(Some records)

┄┄┄┄┄┄┄┄┄┄

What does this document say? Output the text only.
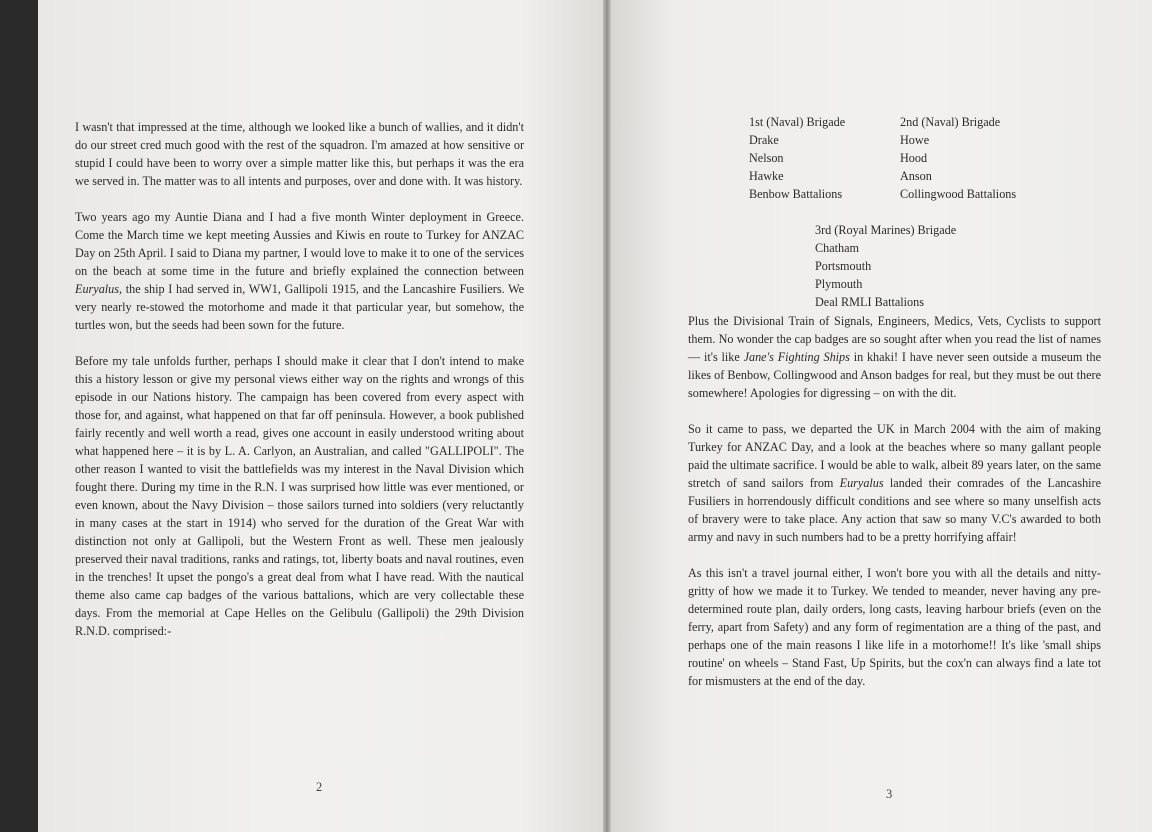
I wasn't that impressed at the time, although we looked like a bunch of wallies, and it didn't do our street cred much good with the rest of the squadron. I'm amazed at how sensitive or stupid I could have been to worry over a simple matter like this, but perhaps it was the era we served in. The matter was to all intents and purposes, over and done with. It was history.

Two years ago my Auntie Diana and I had a five month Winter deployment in Greece. Come the March time we kept meeting Aussies and Kiwis en route to Turkey for ANZAC Day on 25th April. I said to Diana my partner, I would love to make it to one of the services on the beach at some time in the future and briefly explained the connection between Euryalus, the ship I had served in, WW1, Gallipoli 1915, and the Lancashire Fusiliers. We very nearly re-stowed the motorhome and made it that particular year, but somehow, the turtles won, but the seeds had been sown for the future.

Before my tale unfolds further, perhaps I should make it clear that I don't intend to make this a history lesson or give my personal views either way on the rights and wrongs of this episode in our Nations history. The campaign has been covered from every aspect with those for, and against, what happened on that far off peninsula. However, a book published fairly recently and well worth a read, gives one account in easily understood writing about what happened here – it is by L. A. Carlyon, an Australian, and called "GALLIPOLI". The other reason I wanted to visit the battlefields was my interest in the Naval Division which fought there. During my time in the R.N. I was surprised how little was ever mentioned, or even known, about the Navy Division – those sailors turned into soldiers (very reluctantly in many cases at the start in 1914) who served for the duration of the Great War with distinction not only at Gallipoli, but the Western Front as well. These men jealously preserved their naval traditions, ranks and ratings, tot, liberty boats and naval routines, even in the trenches! It upset the pongo's a great deal from what I have read. With the nautical theme also came cap badges of the various battalions, which are very collectable these days. From the memorial at Cape Helles on the Gelibulu (Gallipoli) the 29th Division R.N.D. comprised:-

2
1st (Naval) Brigade
Drake
Nelson
Hawke
Benbow Battalions
2nd (Naval) Brigade
Howe
Hood
Anson
Collingwood Battalions
3rd (Royal Marines) Brigade
Chatham
Portsmouth
Plymouth
Deal RMLI Battalions

Plus the Divisional Train of Signals, Engineers, Medics, Vets, Cyclists to support them. No wonder the cap badges are so sought after when you read the list of names — it's like Jane's Fighting Ships in khaki! I have never seen outside a museum the likes of Benbow, Collingwood and Anson badges for real, but they must be out there somewhere! Apologies for digressing – on with the dit.

So it came to pass, we departed the UK in March 2004 with the aim of making Turkey for ANZAC Day, and a look at the beaches where so many gallant people paid the ultimate sacrifice. I would be able to walk, albeit 89 years later, on the same stretch of sand sailors from Euryalus landed their comrades of the Lancashire Fusiliers in horrendously difficult conditions and see where so many unselfish acts of bravery were to take place. Any action that saw so many V.C's awarded to both army and navy in such numbers had to be a pretty horrifying affair!

As this isn't a travel journal either, I won't bore you with all the details and nitty-gritty of how we made it to Turkey. We tended to meander, never having any pre-determined route plan, daily orders, long casts, leaving harbour briefs (even on the ferry, apart from Safety) and any form of regimentation are a thing of the past, and perhaps one of the main reasons I like life in a motorhome!! It's like 'small ships routine' on wheels – Stand Fast, Up Spirits, but the cox'n can always find a late tot for mismusters at the end of the day.

3
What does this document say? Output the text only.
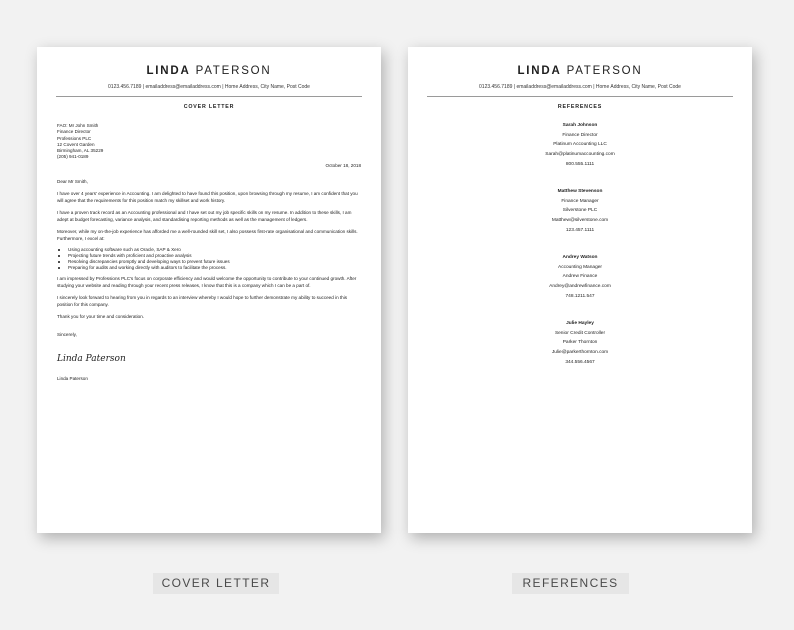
LINDA PATERSON
0123.456.7189 | emailaddress@emailaddress.com | Home Address, City Name, Post Code
COVER LETTER
FAO: Mr John Smith
Finance Director
Professions PLC
12 Covent Garden
Birmingham, AL 35229
(205) 941-0189
October 18, 2018

Dear Mr Smith,

I have over 4 years' experience in Accounting. I am delighted to have found this position, upon browsing through my resume, I am confident that you will agree that the requirements for this position match my skillset and work history.

I have a proven track record as an Accounting professional and I have set out my job specific skills on my resume. In addition to these skills, I am adept at budget forecasting, variance analysis, and standardising reporting methods as well as the management of ledgers.

Moreover, while my on-the-job experience has afforded me a well-rounded skill set, I also possess first-rate organisational and communication skills. Furthermore, I excel at:

Using accounting software such as Oracle, SAP & Xero
Projecting future trends with proficient and proactive analysis
Resolving discrepancies promptly and developing ways to prevent future issues
Preparing for audits and working directly with auditors to facilitate the process.

I am impressed by Professions PLC's focus on corporate efficiency and would welcome the opportunity to contribute to your continued growth. After studying your website and reading through your recent press releases, I know that this is a company which I can be a part of.

I sincerely look forward to hearing from you in regards to an interview whereby I would hope to further demonstrate my ability to succeed in this position for this company.

Thank you for your time and consideration.

Sincerely,
Linda Paterson
Linda Paterson
LINDA PATERSON
0123.456.7189 | emailaddress@emailaddress.com | Home Address, City Name, Post Code
REFERENCES
Sarah Johnson
Finance Director
Platinum Accounting LLC
Sarah@platinumaccounting.com
800.555.1111
Matthew Stevenson
Finance Manager
Silverstone PLC
Matthew@silverstone.com
123.457.1111
Andrey Watson
Accounting Manager
Andrew Finance
Andrey@andrewfinance.com
748.1211.547
Julie Hayley
Senior Credit Controller
Parker Thornton
Julie@parkerthornton.com
344.556.4567
COVER LETTER	REFERENCES
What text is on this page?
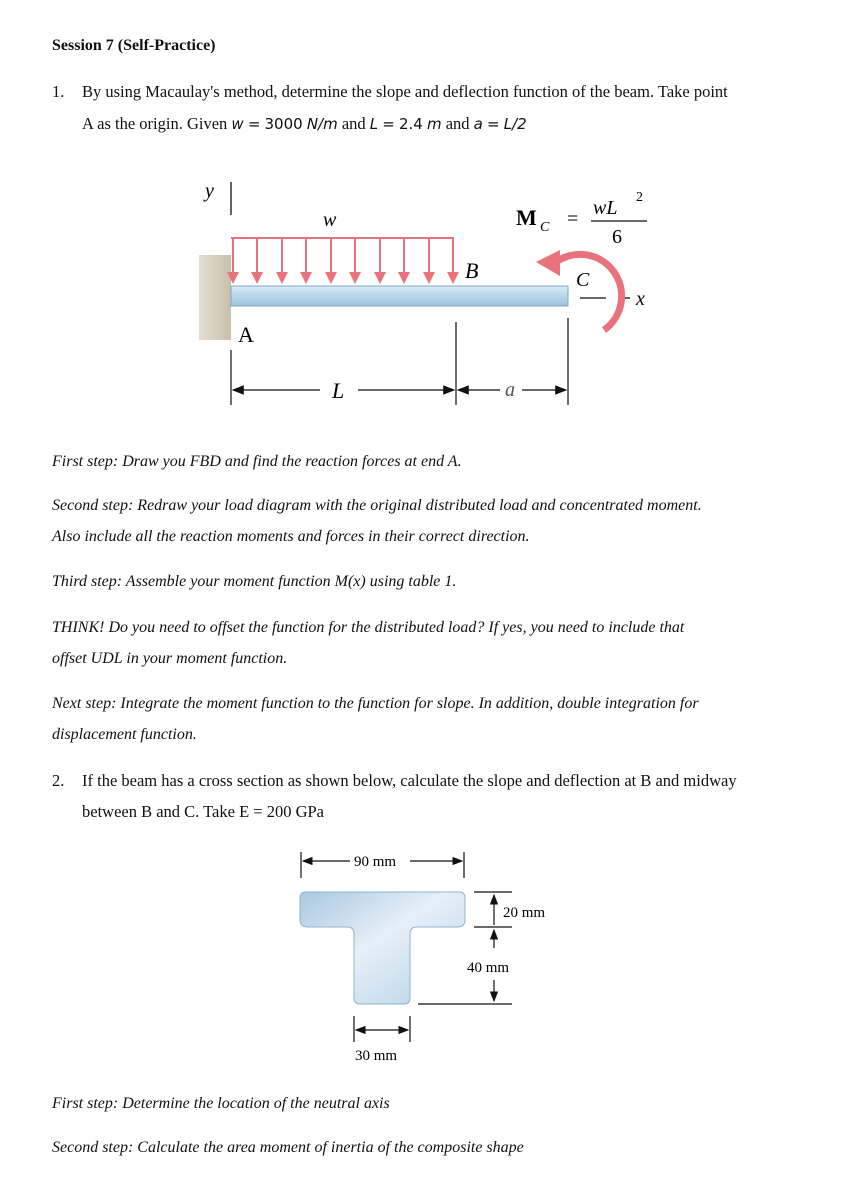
Session 7 (Self-Practice)
1. By using Macaulay's method, determine the slope and deflection function of the beam. Take point
A as the origin. Given w = 3000 N/m and L = 2.4 m and a = L/2
y
w
A
B	C
x
M C = wL 2
6
L	a
First step: Draw you FBD and find the reaction forces at end A.
Second step: Redraw your load diagram with the original distributed load and concentrated moment.
Also include all the reaction moments and forces in their correct direction.
Third step: Assemble your moment function M(x) using table 1.
THINK! Do you need to offset the function for the distributed load? If yes, you need to include that
offset UDL in your moment function.
Next step: Integrate the moment function to the function for slope. In addition, double integration for
displacement function.
2. If the beam has a cross section as shown below, calculate the slope and deflection at B and midway
between B and C. Take E = 200 GPa
90 mm
20 mm
40 mm
30 mm
First step: Determine the location of the neutral axis
Second step: Calculate the area moment of inertia of the composite shape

┄┄┄┄┄┄┄┄┄┄

EXERCISE INSTRUCTIONS: Quote the records above in full, dropping each picture.

FULL OUTPUT:
What does this document say? Output the text only.
I wasn't that impressed at the time, although we looked like a bunch of wallies, and it didn't do our street cred much good with the rest of the squadron. I'm amazed at how sensitive or stupid I could have been to worry over a simple matter like this, but perhaps it was the era we served in. The matter was to all intents and purposes, over and done with. It was history.

Two years ago my Auntie Diana and I had a five month Winter deployment in Greece. Come the March time we kept meeting Aussies and Kiwis en route to Turkey for ANZAC Day on 25th April. I said to Diana my partner, I would love to make it to one of the services on the beach at some time in the future and briefly explained the connection between Euryalus, the ship I had served in, WW1, Gallipoli 1915, and the Lancashire Fusiliers. We very nearly re-stowed the motorhome and made it that particular year, but somehow, the turtles won, but the seeds had been sown for the future.

Before my tale unfolds further, perhaps I should make it clear that I don't intend to make this a history lesson or give my personal views either way on the rights and wrongs of this episode in our Nations history. The campaign has been covered from every aspect with those for, and against, what happened on that far off peninsula. However, a book published fairly recently and well worth a read, gives one account in easily understood writing about what happened here – it is by L. A. Carlyon, an Australian, and called "GALLIPOLI". The other reason I wanted to visit the battlefields was my interest in the Naval Division which fought there. During my time in the R.N. I was surprised how little was ever mentioned, or even known, about the Navy Division – those sailors turned into soldiers (very reluctantly in many cases at the start in 1914) who served for the duration of the Great War with distinction not only at Gallipoli, but the Western Front as well. These men jealously preserved their naval traditions, ranks and ratings, tot, liberty boats and naval routines, even in the trenches! It upset the pongo's a great deal from what I have read. With the nautical theme also came cap badges of the various battalions, which are very collectable these days. From the memorial at Cape Helles on the Gelibulu (Gallipoli) the 29th Division R.N.D. comprised:-

2
1st (Naval) Brigade
Drake
Nelson
Hawke
Benbow Battalions
2nd (Naval) Brigade
Howe
Hood
Anson
Collingwood Battalions
3rd (Royal Marines) Brigade
Chatham
Portsmouth
Plymouth
Deal RMLI Battalions

Plus the Divisional Train of Signals, Engineers, Medics, Vets, Cyclists to support them. No wonder the cap badges are so sought after when you read the list of names — it's like Jane's Fighting Ships in khaki! I have never seen outside a museum the likes of Benbow, Collingwood and Anson badges for real, but they must be out there somewhere! Apologies for digressing – on with the dit.

So it came to pass, we departed the UK in March 2004 with the aim of making Turkey for ANZAC Day, and a look at the beaches where so many gallant people paid the ultimate sacrifice. I would be able to walk, albeit 89 years later, on the same stretch of sand sailors from Euryalus landed their comrades of the Lancashire Fusiliers in horrendously difficult conditions and see where so many unselfish acts of bravery were to take place. Any action that saw so many V.C's awarded to both army and navy in such numbers had to be a pretty horrifying affair!

As this isn't a travel journal either, I won't bore you with all the details and nitty-gritty of how we made it to Turkey. We tended to meander, never having any pre-determined route plan, daily orders, long casts, leaving harbour briefs (even on the ferry, apart from Safety) and any form of regimentation are a thing of the past, and perhaps one of the main reasons I like life in a motorhome!! It's like 'small ships routine' on wheels – Stand Fast, Up Spirits, but the cox'n can always find a late tot for mismusters at the end of the day.

3
What does this document say? Output the text only.
LINDA PATERSON
0123.456.7189 | emailaddress@emailaddress.com | Home Address, City Name, Post Code
COVER LETTER
FAO: Mr John Smith
Finance Director
Professions PLC
12 Covent Garden
Birmingham, AL 35229
(205) 941-0189
October 18, 2018

Dear Mr Smith,

I have over 4 years' experience in Accounting. I am delighted to have found this position, upon browsing through my resume, I am confident that you will agree that the requirements for this position match my skillset and work history.

I have a proven track record as an Accounting professional and I have set out my job specific skills on my resume. In addition to these skills, I am adept at budget forecasting, variance analysis, and standardising reporting methods as well as the management of ledgers.

Moreover, while my on-the-job experience has afforded me a well-rounded skill set, I also possess first-rate organisational and communication skills. Furthermore, I excel at:

Using accounting software such as Oracle, SAP & Xero
Projecting future trends with proficient and proactive analysis
Resolving discrepancies promptly and developing ways to prevent future issues
Preparing for audits and working directly with auditors to facilitate the process.

I am impressed by Professions PLC's focus on corporate efficiency and would welcome the opportunity to contribute to your continued growth. After studying your website and reading through your recent press releases, I know that this is a company which I can be a part of.

I sincerely look forward to hearing from you in regards to an interview whereby I would hope to further demonstrate my ability to succeed in this position for this company.

Thank you for your time and consideration.

Sincerely,
Linda Paterson
Linda Paterson
LINDA PATERSON
0123.456.7189 | emailaddress@emailaddress.com | Home Address, City Name, Post Code
REFERENCES
Sarah Johnson
Finance Director
Platinum Accounting LLC
Sarah@platinumaccounting.com
800.555.1111
Matthew Stevenson
Finance Manager
Silverstone PLC
Matthew@silverstone.com
123.457.1111
Andrey Watson
Accounting Manager
Andrew Finance
Andrey@andrewfinance.com
748.1211.547
Julie Hayley
Senior Credit Controller
Parker Thornton
Julie@parkerthornton.com
344.556.4567
COVER LETTER	REFERENCES
What text is on this page?
Session 7 (Self-Practice)
1. By using Macaulay's method, determine the slope and deflection function of the beam. Take point
A as the origin. Given w = 3000 N/m and L = 2.4 m and a = L/2
y
w
A
B	C
x
M C = wL 2
6
L	a
First step: Draw you FBD and find the reaction forces at end A.
Second step: Redraw your load diagram with the original distributed load and concentrated moment.
Also include all the reaction moments and forces in their correct direction.
Third step: Assemble your moment function M(x) using table 1.
THINK! Do you need to offset the function for the distributed load? If yes, you need to include that
offset UDL in your moment function.
Next step: Integrate the moment function to the function for slope. In addition, double integration for
displacement function.
2. If the beam has a cross section as shown below, calculate the slope and deflection at B and midway
between B and C. Take E = 200 GPa
90 mm
20 mm
40 mm
30 mm
First step: Determine the location of the neutral axis
Second step: Calculate the area moment of inertia of the composite shape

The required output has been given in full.